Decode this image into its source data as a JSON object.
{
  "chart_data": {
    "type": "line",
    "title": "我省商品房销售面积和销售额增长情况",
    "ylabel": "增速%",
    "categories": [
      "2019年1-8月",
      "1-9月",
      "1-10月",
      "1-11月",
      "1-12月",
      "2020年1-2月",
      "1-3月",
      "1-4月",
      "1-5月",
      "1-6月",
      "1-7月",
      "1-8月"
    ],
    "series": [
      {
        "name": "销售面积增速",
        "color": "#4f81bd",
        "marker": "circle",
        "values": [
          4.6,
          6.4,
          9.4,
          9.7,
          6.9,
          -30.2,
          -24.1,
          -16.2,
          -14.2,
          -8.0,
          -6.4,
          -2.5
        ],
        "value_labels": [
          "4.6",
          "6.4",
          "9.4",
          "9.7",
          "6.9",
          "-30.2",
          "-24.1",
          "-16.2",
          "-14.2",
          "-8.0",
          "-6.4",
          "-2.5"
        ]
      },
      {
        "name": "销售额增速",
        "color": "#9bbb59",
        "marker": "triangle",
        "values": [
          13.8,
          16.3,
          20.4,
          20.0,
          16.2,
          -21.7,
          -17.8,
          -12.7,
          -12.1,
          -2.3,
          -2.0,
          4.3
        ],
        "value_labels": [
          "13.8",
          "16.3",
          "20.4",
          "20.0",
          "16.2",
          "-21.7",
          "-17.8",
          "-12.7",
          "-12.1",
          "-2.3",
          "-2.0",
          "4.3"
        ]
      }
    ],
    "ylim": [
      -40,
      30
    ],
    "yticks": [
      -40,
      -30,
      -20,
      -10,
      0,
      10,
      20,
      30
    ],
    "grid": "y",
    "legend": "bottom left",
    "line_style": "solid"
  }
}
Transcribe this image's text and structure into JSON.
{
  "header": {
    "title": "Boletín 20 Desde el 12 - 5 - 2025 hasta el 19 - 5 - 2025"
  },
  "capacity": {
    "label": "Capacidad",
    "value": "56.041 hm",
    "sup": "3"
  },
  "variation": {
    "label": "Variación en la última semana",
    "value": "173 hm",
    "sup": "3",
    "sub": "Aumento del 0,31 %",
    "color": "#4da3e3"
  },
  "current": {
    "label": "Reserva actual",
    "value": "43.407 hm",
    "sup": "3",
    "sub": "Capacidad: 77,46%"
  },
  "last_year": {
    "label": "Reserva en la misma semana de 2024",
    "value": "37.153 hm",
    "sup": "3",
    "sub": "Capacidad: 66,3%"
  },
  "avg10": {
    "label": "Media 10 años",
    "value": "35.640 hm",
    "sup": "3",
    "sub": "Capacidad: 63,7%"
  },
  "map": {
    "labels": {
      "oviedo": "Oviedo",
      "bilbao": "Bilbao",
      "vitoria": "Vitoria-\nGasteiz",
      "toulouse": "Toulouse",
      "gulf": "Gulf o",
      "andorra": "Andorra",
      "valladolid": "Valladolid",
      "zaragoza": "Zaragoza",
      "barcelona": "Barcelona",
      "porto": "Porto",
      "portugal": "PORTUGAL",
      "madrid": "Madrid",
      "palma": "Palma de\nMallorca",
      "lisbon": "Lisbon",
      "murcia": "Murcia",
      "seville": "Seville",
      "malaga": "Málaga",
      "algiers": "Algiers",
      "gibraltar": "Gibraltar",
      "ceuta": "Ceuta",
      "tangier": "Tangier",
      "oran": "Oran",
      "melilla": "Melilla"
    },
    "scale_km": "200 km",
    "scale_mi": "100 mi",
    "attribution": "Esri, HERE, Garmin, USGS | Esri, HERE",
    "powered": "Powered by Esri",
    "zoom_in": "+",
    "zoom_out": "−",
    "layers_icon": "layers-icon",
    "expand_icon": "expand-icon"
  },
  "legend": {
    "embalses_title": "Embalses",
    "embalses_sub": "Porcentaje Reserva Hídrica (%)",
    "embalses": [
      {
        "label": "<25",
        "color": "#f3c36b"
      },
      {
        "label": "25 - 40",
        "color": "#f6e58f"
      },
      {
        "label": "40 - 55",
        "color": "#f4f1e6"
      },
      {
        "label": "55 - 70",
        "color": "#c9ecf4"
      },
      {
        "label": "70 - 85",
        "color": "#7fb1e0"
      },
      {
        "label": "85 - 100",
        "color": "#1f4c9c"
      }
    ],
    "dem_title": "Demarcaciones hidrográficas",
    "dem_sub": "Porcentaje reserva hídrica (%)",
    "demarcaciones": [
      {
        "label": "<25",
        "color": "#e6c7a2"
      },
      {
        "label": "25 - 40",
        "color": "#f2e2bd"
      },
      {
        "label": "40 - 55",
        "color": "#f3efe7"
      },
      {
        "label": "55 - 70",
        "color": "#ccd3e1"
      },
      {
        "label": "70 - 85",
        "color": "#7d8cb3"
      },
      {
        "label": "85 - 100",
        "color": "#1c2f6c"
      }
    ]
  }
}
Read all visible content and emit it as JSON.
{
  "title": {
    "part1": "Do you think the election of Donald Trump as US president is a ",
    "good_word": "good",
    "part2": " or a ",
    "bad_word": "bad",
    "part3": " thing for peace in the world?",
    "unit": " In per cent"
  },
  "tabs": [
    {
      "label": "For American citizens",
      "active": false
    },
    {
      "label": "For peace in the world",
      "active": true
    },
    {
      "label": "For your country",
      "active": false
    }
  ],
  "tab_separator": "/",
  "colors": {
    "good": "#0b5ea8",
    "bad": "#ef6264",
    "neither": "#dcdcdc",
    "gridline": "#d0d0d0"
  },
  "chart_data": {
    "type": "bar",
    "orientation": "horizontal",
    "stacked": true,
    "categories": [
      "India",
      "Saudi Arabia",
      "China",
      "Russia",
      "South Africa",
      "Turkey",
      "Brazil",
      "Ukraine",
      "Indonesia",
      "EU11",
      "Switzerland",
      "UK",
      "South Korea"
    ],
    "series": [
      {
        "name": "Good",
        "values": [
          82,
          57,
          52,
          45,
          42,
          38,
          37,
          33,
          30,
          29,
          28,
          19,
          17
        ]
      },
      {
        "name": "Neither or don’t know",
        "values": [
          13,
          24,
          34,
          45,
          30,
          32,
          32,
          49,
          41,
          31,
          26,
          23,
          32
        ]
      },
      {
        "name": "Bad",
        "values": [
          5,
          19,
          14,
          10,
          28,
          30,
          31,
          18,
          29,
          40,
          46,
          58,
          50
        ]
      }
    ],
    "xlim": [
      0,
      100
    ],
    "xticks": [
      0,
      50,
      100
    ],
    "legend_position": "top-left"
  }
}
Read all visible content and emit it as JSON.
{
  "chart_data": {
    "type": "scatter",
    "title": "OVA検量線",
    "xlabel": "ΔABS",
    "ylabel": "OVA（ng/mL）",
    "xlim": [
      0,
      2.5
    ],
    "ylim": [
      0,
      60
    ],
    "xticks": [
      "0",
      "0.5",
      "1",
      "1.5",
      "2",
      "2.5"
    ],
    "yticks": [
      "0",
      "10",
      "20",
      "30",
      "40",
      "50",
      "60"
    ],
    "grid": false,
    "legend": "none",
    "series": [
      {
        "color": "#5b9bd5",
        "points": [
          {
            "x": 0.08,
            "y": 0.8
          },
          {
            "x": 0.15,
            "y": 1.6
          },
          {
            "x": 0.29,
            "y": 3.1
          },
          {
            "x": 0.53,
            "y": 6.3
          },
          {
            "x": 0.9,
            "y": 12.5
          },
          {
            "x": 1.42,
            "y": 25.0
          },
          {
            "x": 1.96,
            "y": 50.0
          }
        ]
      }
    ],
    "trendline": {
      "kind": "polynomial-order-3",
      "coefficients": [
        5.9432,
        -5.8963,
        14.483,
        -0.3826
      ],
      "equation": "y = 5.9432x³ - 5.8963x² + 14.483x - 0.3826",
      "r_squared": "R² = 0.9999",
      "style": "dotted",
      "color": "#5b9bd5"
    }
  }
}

════════

● **Short exercise**
Copy down the whole of the data above, matching it exactly.

● **Solution**
Decode this image into its source data as a JSON object.
{
  "chart_data": {
    "type": "line",
    "title": "我省商品房销售面积和销售额增长情况",
    "ylabel": "增速%",
    "categories": [
      "2019年1-8月",
      "1-9月",
      "1-10月",
      "1-11月",
      "1-12月",
      "2020年1-2月",
      "1-3月",
      "1-4月",
      "1-5月",
      "1-6月",
      "1-7月",
      "1-8月"
    ],
    "series": [
      {
        "name": "销售面积增速",
        "color": "#4f81bd",
        "marker": "circle",
        "values": [
          4.6,
          6.4,
          9.4,
          9.7,
          6.9,
          -30.2,
          -24.1,
          -16.2,
          -14.2,
          -8.0,
          -6.4,
          -2.5
        ],
        "value_labels": [
          "4.6",
          "6.4",
          "9.4",
          "9.7",
          "6.9",
          "-30.2",
          "-24.1",
          "-16.2",
          "-14.2",
          "-8.0",
          "-6.4",
          "-2.5"
        ]
      },
      {
        "name": "销售额增速",
        "color": "#9bbb59",
        "marker": "triangle",
        "values": [
          13.8,
          16.3,
          20.4,
          20.0,
          16.2,
          -21.7,
          -17.8,
          -12.7,
          -12.1,
          -2.3,
          -2.0,
          4.3
        ],
        "value_labels": [
          "13.8",
          "16.3",
          "20.4",
          "20.0",
          "16.2",
          "-21.7",
          "-17.8",
          "-12.7",
          "-12.1",
          "-2.3",
          "-2.0",
          "4.3"
        ]
      }
    ],
    "ylim": [
      -40,
      30
    ],
    "yticks": [
      -40,
      -30,
      -20,
      -10,
      0,
      10,
      20,
      30
    ],
    "grid": "y",
    "legend": "bottom left",
    "line_style": "solid"
  }
}
Transcribe this image's text and structure into JSON.
{
  "header": {
    "title": "Boletín 20 Desde el 12 - 5 - 2025 hasta el 19 - 5 - 2025"
  },
  "capacity": {
    "label": "Capacidad",
    "value": "56.041 hm",
    "sup": "3"
  },
  "variation": {
    "label": "Variación en la última semana",
    "value": "173 hm",
    "sup": "3",
    "sub": "Aumento del 0,31 %",
    "color": "#4da3e3"
  },
  "current": {
    "label": "Reserva actual",
    "value": "43.407 hm",
    "sup": "3",
    "sub": "Capacidad: 77,46%"
  },
  "last_year": {
    "label": "Reserva en la misma semana de 2024",
    "value": "37.153 hm",
    "sup": "3",
    "sub": "Capacidad: 66,3%"
  },
  "avg10": {
    "label": "Media 10 años",
    "value": "35.640 hm",
    "sup": "3",
    "sub": "Capacidad: 63,7%"
  },
  "map": {
    "labels": {
      "oviedo": "Oviedo",
      "bilbao": "Bilbao",
      "vitoria": "Vitoria-\nGasteiz",
      "toulouse": "Toulouse",
      "gulf": "Gulf o",
      "andorra": "Andorra",
      "valladolid": "Valladolid",
      "zaragoza": "Zaragoza",
      "barcelona": "Barcelona",
      "porto": "Porto",
      "portugal": "PORTUGAL",
      "madrid": "Madrid",
      "palma": "Palma de\nMallorca",
      "lisbon": "Lisbon",
      "murcia": "Murcia",
      "seville": "Seville",
      "malaga": "Málaga",
      "algiers": "Algiers",
      "gibraltar": "Gibraltar",
      "ceuta": "Ceuta",
      "tangier": "Tangier",
      "oran": "Oran",
      "melilla": "Melilla"
    },
    "scale_km": "200 km",
    "scale_mi": "100 mi",
    "attribution": "Esri, HERE, Garmin, USGS | Esri, HERE",
    "powered": "Powered by Esri",
    "zoom_in": "+",
    "zoom_out": "−",
    "layers_icon": "layers-icon",
    "expand_icon": "expand-icon"
  },
  "legend": {
    "embalses_title": "Embalses",
    "embalses_sub": "Porcentaje Reserva Hídrica (%)",
    "embalses": [
      {
        "label": "<25",
        "color": "#f3c36b"
      },
      {
        "label": "25 - 40",
        "color": "#f6e58f"
      },
      {
        "label": "40 - 55",
        "color": "#f4f1e6"
      },
      {
        "label": "55 - 70",
        "color": "#c9ecf4"
      },
      {
        "label": "70 - 85",
        "color": "#7fb1e0"
      },
      {
        "label": "85 - 100",
        "color": "#1f4c9c"
      }
    ],
    "dem_title": "Demarcaciones hidrográficas",
    "dem_sub": "Porcentaje reserva hídrica (%)",
    "demarcaciones": [
      {
        "label": "<25",
        "color": "#e6c7a2"
      },
      {
        "label": "25 - 40",
        "color": "#f2e2bd"
      },
      {
        "label": "40 - 55",
        "color": "#f3efe7"
      },
      {
        "label": "55 - 70",
        "color": "#ccd3e1"
      },
      {
        "label": "70 - 85",
        "color": "#7d8cb3"
      },
      {
        "label": "85 - 100",
        "color": "#1c2f6c"
      }
    ]
  }
}
Read all visible content and emit it as JSON.
{
  "title": {
    "part1": "Do you think the election of Donald Trump as US president is a ",
    "good_word": "good",
    "part2": " or a ",
    "bad_word": "bad",
    "part3": " thing for peace in the world?",
    "unit": " In per cent"
  },
  "tabs": [
    {
      "label": "For American citizens",
      "active": false
    },
    {
      "label": "For peace in the world",
      "active": true
    },
    {
      "label": "For your country",
      "active": false
    }
  ],
  "tab_separator": "/",
  "colors": {
    "good": "#0b5ea8",
    "bad": "#ef6264",
    "neither": "#dcdcdc",
    "gridline": "#d0d0d0"
  },
  "chart_data": {
    "type": "bar",
    "orientation": "horizontal",
    "stacked": true,
    "categories": [
      "India",
      "Saudi Arabia",
      "China",
      "Russia",
      "South Africa",
      "Turkey",
      "Brazil",
      "Ukraine",
      "Indonesia",
      "EU11",
      "Switzerland",
      "UK",
      "South Korea"
    ],
    "series": [
      {
        "name": "Good",
        "values": [
          82,
          57,
          52,
          45,
          42,
          38,
          37,
          33,
          30,
          29,
          28,
          19,
          17
        ]
      },
      {
        "name": "Neither or don’t know",
        "values": [
          13,
          24,
          34,
          45,
          30,
          32,
          32,
          49,
          41,
          31,
          26,
          23,
          32
        ]
      },
      {
        "name": "Bad",
        "values": [
          5,
          19,
          14,
          10,
          28,
          30,
          31,
          18,
          29,
          40,
          46,
          58,
          50
        ]
      }
    ],
    "xlim": [
      0,
      100
    ],
    "xticks": [
      0,
      50,
      100
    ],
    "legend_position": "top-left"
  }
}
Read all visible content and emit it as JSON.
{
  "chart_data": {
    "type": "scatter",
    "title": "OVA検量線",
    "xlabel": "ΔABS",
    "ylabel": "OVA（ng/mL）",
    "xlim": [
      0,
      2.5
    ],
    "ylim": [
      0,
      60
    ],
    "xticks": [
      "0",
      "0.5",
      "1",
      "1.5",
      "2",
      "2.5"
    ],
    "yticks": [
      "0",
      "10",
      "20",
      "30",
      "40",
      "50",
      "60"
    ],
    "grid": false,
    "legend": "none",
    "series": [
      {
        "color": "#5b9bd5",
        "points": [
          {
            "x": 0.08,
            "y": 0.8
          },
          {
            "x": 0.15,
            "y": 1.6
          },
          {
            "x": 0.29,
            "y": 3.1
          },
          {
            "x": 0.53,
            "y": 6.3
          },
          {
            "x": 0.9,
            "y": 12.5
          },
          {
            "x": 1.42,
            "y": 25.0
          },
          {
            "x": 1.96,
            "y": 50.0
          }
        ]
      }
    ],
    "trendline": {
      "kind": "polynomial-order-3",
      "coefficients": [
        5.9432,
        -5.8963,
        14.483,
        -0.3826
      ],
      "equation": "y = 5.9432x³ - 5.8963x² + 14.483x - 0.3826",
      "r_squared": "R² = 0.9999",
      "style": "dotted",
      "color": "#5b9bd5"
    }
  }
}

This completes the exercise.